**Exercise input**

"""

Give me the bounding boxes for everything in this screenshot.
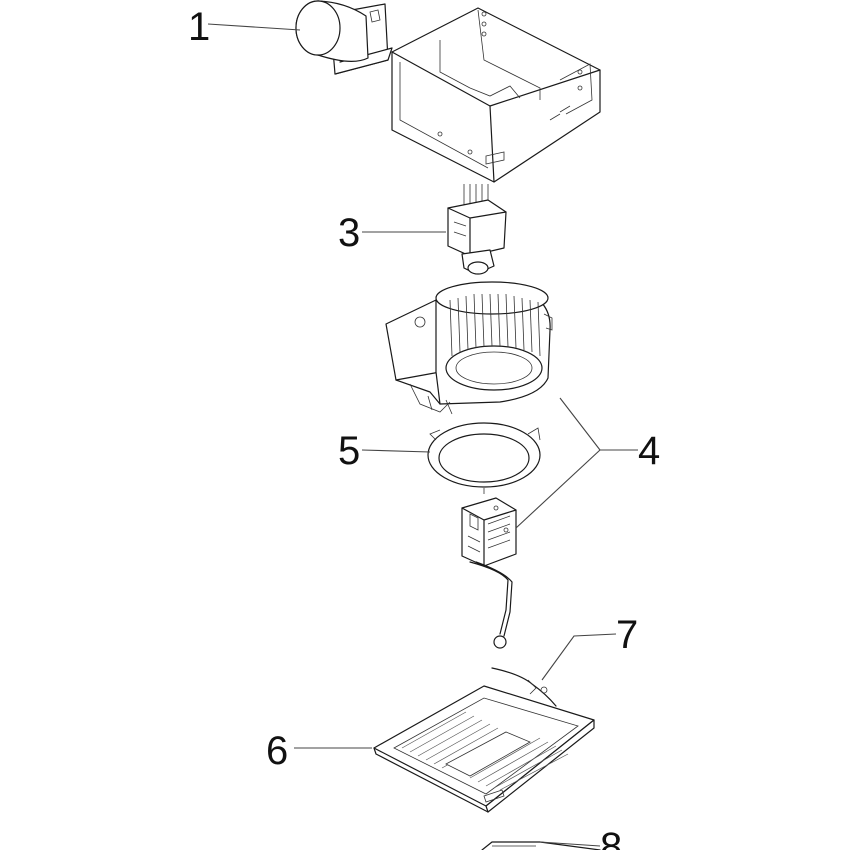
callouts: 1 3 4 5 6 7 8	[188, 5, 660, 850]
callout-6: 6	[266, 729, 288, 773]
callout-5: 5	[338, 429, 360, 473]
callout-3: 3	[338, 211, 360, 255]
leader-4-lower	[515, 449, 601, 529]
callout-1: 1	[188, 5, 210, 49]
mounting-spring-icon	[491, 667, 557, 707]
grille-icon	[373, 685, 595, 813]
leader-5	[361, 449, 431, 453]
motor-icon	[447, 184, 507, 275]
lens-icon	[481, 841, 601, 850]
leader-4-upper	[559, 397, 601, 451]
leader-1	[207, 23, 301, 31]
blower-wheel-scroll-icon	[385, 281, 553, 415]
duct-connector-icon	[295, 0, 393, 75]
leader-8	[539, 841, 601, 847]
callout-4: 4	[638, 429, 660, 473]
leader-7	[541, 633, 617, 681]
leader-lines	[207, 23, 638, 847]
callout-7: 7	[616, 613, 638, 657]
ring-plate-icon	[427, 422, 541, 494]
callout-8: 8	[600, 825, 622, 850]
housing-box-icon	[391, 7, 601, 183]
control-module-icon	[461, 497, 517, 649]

"""
"""

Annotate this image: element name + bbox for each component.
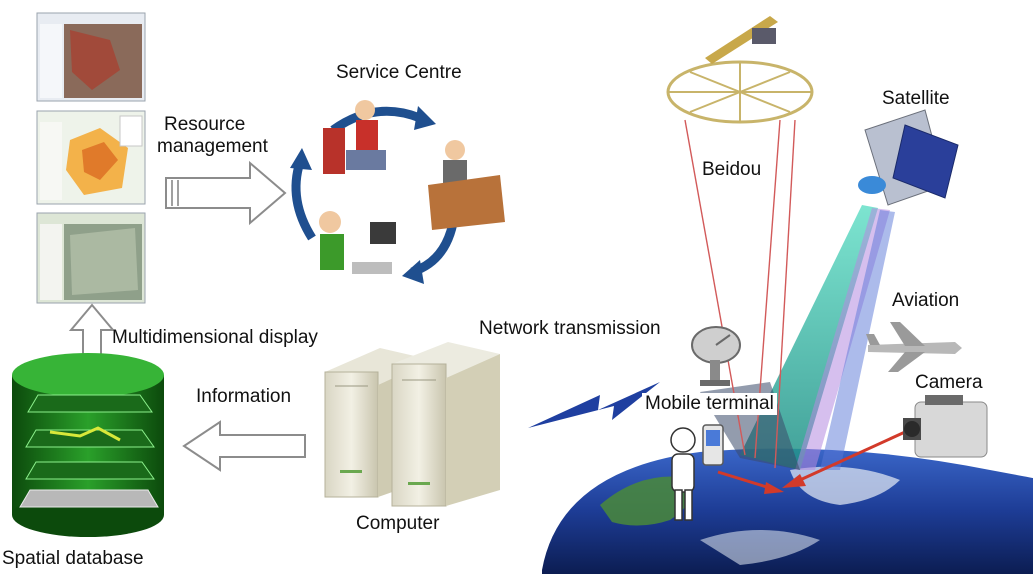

"""

**What this task involves**
Transcribe everything from the line containing "Give me the" down to the line containing "497, 517, 649]", including both of those lines, and leave the pictures out of your answer.

**The response**
Give me the bounding boxes for everything in this screenshot.
callouts: 1 3 4 5 6 7 8	[188, 5, 660, 850]
callout-6: 6	[266, 729, 288, 773]
callout-5: 5	[338, 429, 360, 473]
callout-3: 3	[338, 211, 360, 255]
leader-4-lower	[515, 449, 601, 529]
callout-1: 1	[188, 5, 210, 49]
mounting-spring-icon	[491, 667, 557, 707]
grille-icon	[373, 685, 595, 813]
leader-5	[361, 449, 431, 453]
motor-icon	[447, 184, 507, 275]
lens-icon	[481, 841, 601, 850]
leader-4-upper	[559, 397, 601, 451]
leader-1	[207, 23, 301, 31]
blower-wheel-scroll-icon	[385, 281, 553, 415]
duct-connector-icon	[295, 0, 393, 75]
leader-8	[539, 841, 601, 847]
callout-4: 4	[638, 429, 660, 473]
leader-7	[541, 633, 617, 681]
leader-lines	[207, 23, 638, 847]
callout-7: 7	[616, 613, 638, 657]
ring-plate-icon	[427, 422, 541, 494]
callout-8: 8	[600, 825, 622, 850]
housing-box-icon	[391, 7, 601, 183]
control-module-icon	[461, 497, 517, 649]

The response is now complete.